The records below hold pictures; please leave those out and retype the rest exactly.

Dataset entries:
========================================
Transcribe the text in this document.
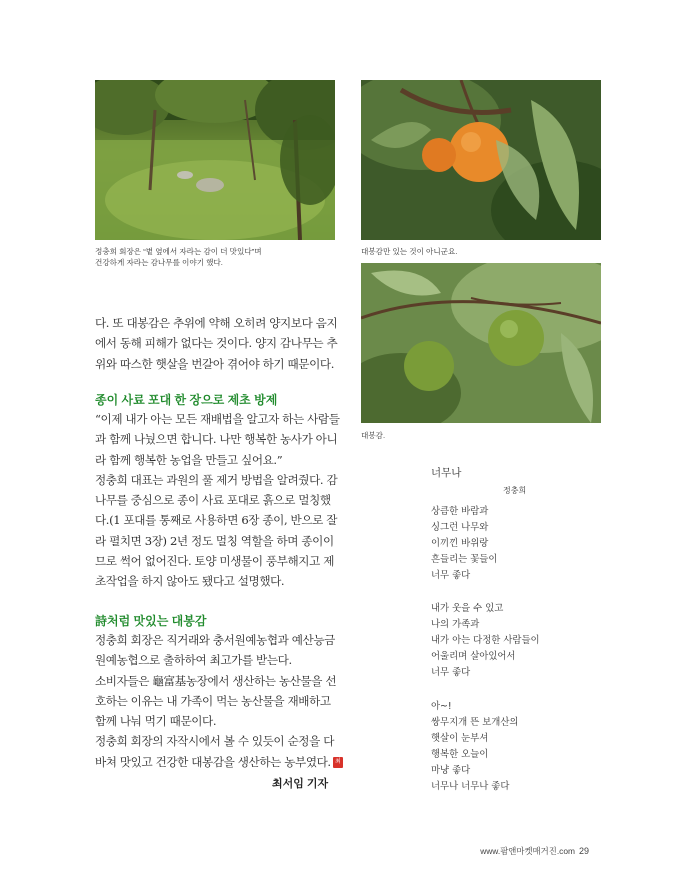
정충희 회장은 “볕 옆에서 자라는 감이 더 맛있다”며
건강하게 자라는 감나무를 이야기 했다.
대봉감만 있는 것이 아니군요.
대봉감.

다. 또 대봉감은 추위에 약해 오히려 양지보다 음지
에서 동해 피해가 없다는 것이다. 양지 감나무는 추
위와 따스한 햇살을 번갈아 겪어야 하기 때문이다.

종이 사료 포대 한 장으로 제초 방제

“이제 내가 아는 모든 재배법을 알고자 하는 사람들
과 함께 나눴으면 합니다. 나만 행복한 농사가 아니
라 함께 행복한 농업을 만들고 싶어요.”
정충희 대표는 과원의 풀 제거 방법을 알려줬다. 감
나무를 중심으로 종이 사료 포대로 흙으로 멀칭했
다.(1 포대를 통째로 사용하면 6장 종이, 반으로 잘
라 펼치면 3장) 2년 정도 멀칭 역할을 하며 종이이
므로 썩어 없어진다. 토양 미생물이 풍부해지고 제
초작업을 하지 않아도 됐다고 설명했다.

詩처럼 맛있는 대봉감

정충희 회장은 직거래와 충서원예농협과 예산능금
원예농협으로 출하하여 최고가를 받는다.
소비자들은 龜富基농장에서 생산하는 농산물을 선
호하는 이유는 내 가족이 먹는 농산물을 재배하고
함께 나눠 먹기 때문이다.
정충희 회장의 자작시에서 볼 수 있듯이 순정을 다
바쳐 맛있고 건강한 대봉감을 생산하는 농부였다. 최

최서임 기자
너무나
정충희
상큼한 바람과
싱그런 나무와
이끼낀 바위랑
흔들리는 꽃들이
너무 좋다
내가 웃을 수 있고
나의 가족과
내가 아는 다정한 사람들이
어울리며 살아있어서
너무 좋다
아~!
쌍무지개 뜬 보개산의
햇살이 눈부셔
행복한 오늘이
마냥 좋다
너무나 너무나 좋다
www.팜앤마켓매거진.com 29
========================================
SOLUTION TO THIS PROBLEM
Transcribe the text in this document.
정충희 회장은 “볕 옆에서 자라는 감이 더 맛있다”며
건강하게 자라는 감나무를 이야기 했다.
대봉감만 있는 것이 아니군요.
대봉감.

다. 또 대봉감은 추위에 약해 오히려 양지보다 음지
에서 동해 피해가 없다는 것이다. 양지 감나무는 추
위와 따스한 햇살을 번갈아 겪어야 하기 때문이다.

종이 사료 포대 한 장으로 제초 방제

“이제 내가 아는 모든 재배법을 알고자 하는 사람들
과 함께 나눴으면 합니다. 나만 행복한 농사가 아니
라 함께 행복한 농업을 만들고 싶어요.”
정충희 대표는 과원의 풀 제거 방법을 알려줬다. 감
나무를 중심으로 종이 사료 포대로 흙으로 멀칭했
다.(1 포대를 통째로 사용하면 6장 종이, 반으로 잘
라 펼치면 3장) 2년 정도 멀칭 역할을 하며 종이이
므로 썩어 없어진다. 토양 미생물이 풍부해지고 제
초작업을 하지 않아도 됐다고 설명했다.

詩처럼 맛있는 대봉감

정충희 회장은 직거래와 충서원예농협과 예산능금
원예농협으로 출하하여 최고가를 받는다.
소비자들은 龜富基농장에서 생산하는 농산물을 선
호하는 이유는 내 가족이 먹는 농산물을 재배하고
함께 나눠 먹기 때문이다.
정충희 회장의 자작시에서 볼 수 있듯이 순정을 다
바쳐 맛있고 건강한 대봉감을 생산하는 농부였다. 최

최서임 기자
너무나
정충희
상큼한 바람과
싱그런 나무와
이끼낀 바위랑
흔들리는 꽃들이
너무 좋다
내가 웃을 수 있고
나의 가족과
내가 아는 다정한 사람들이
어울리며 살아있어서
너무 좋다
아~!
쌍무지개 뜬 보개산의
햇살이 눈부셔
행복한 오늘이
마냥 좋다
너무나 너무나 좋다
www.팜앤마켓매거진.com 29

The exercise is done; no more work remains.